▸ WHAT TO WORK ON
Quote the records below in full, exactly as given, with the images taken out.

▬▬▬▬▬▬▬▬▬▬

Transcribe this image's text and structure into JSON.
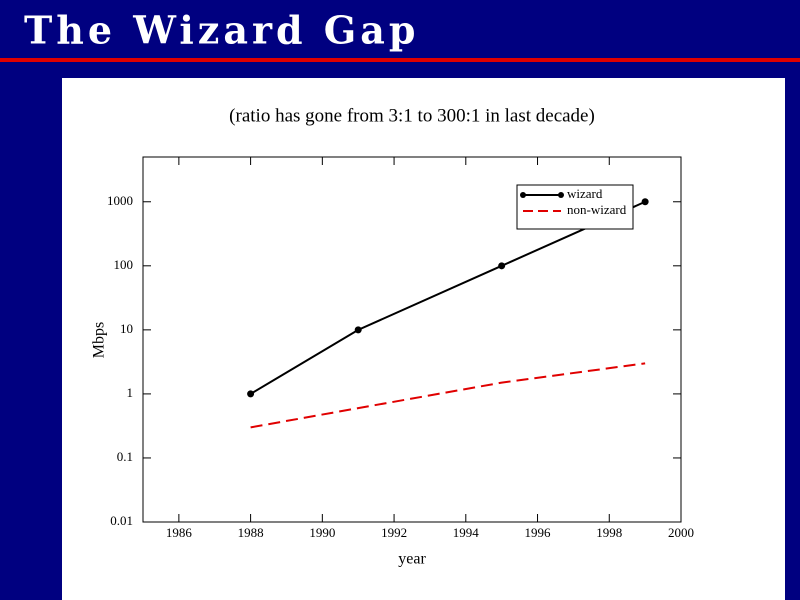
{
  "slide_title": "The Wizard Gap",
  "chart_data": {
    "type": "line",
    "title": "(ratio has gone from 3:1 to 300:1 in last decade)",
    "x_label": "year",
    "y_label": "Mbps",
    "x": [
      1988,
      1991,
      1995,
      1999
    ],
    "series": [
      {
        "name": "wizard",
        "color": "#000000",
        "dash": false,
        "markers": true,
        "values": [
          1,
          10,
          100,
          1000
        ]
      },
      {
        "name": "non-wizard",
        "color": "#e00000",
        "dash": true,
        "markers": false,
        "values": [
          0.3,
          0.6,
          1.5,
          3
        ]
      }
    ],
    "xlim": [
      1985,
      2000
    ],
    "xticks": [
      1986,
      1988,
      1990,
      1992,
      1994,
      1996,
      1998,
      2000
    ],
    "ylim": [
      0.01,
      5000
    ],
    "yticks": [
      0.01,
      0.1,
      1,
      10,
      100,
      1000
    ],
    "log_y": true,
    "grid": false,
    "legend": "upper right"
  }
}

▬▬▬▬▬▬▬▬▬▬

▸ SOLUTION FOR THIS PROBLEM
Transcribe this image's text and structure into JSON.
{
  "slide_title": "The Wizard Gap",
  "chart_data": {
    "type": "line",
    "title": "(ratio has gone from 3:1 to 300:1 in last decade)",
    "x_label": "year",
    "y_label": "Mbps",
    "x": [
      1988,
      1991,
      1995,
      1999
    ],
    "series": [
      {
        "name": "wizard",
        "color": "#000000",
        "dash": false,
        "markers": true,
        "values": [
          1,
          10,
          100,
          1000
        ]
      },
      {
        "name": "non-wizard",
        "color": "#e00000",
        "dash": true,
        "markers": false,
        "values": [
          0.3,
          0.6,
          1.5,
          3
        ]
      }
    ],
    "xlim": [
      1985,
      2000
    ],
    "xticks": [
      1986,
      1988,
      1990,
      1992,
      1994,
      1996,
      1998,
      2000
    ],
    "ylim": [
      0.01,
      5000
    ],
    "yticks": [
      0.01,
      0.1,
      1,
      10,
      100,
      1000
    ],
    "log_y": true,
    "grid": false,
    "legend": "upper right"
  }
}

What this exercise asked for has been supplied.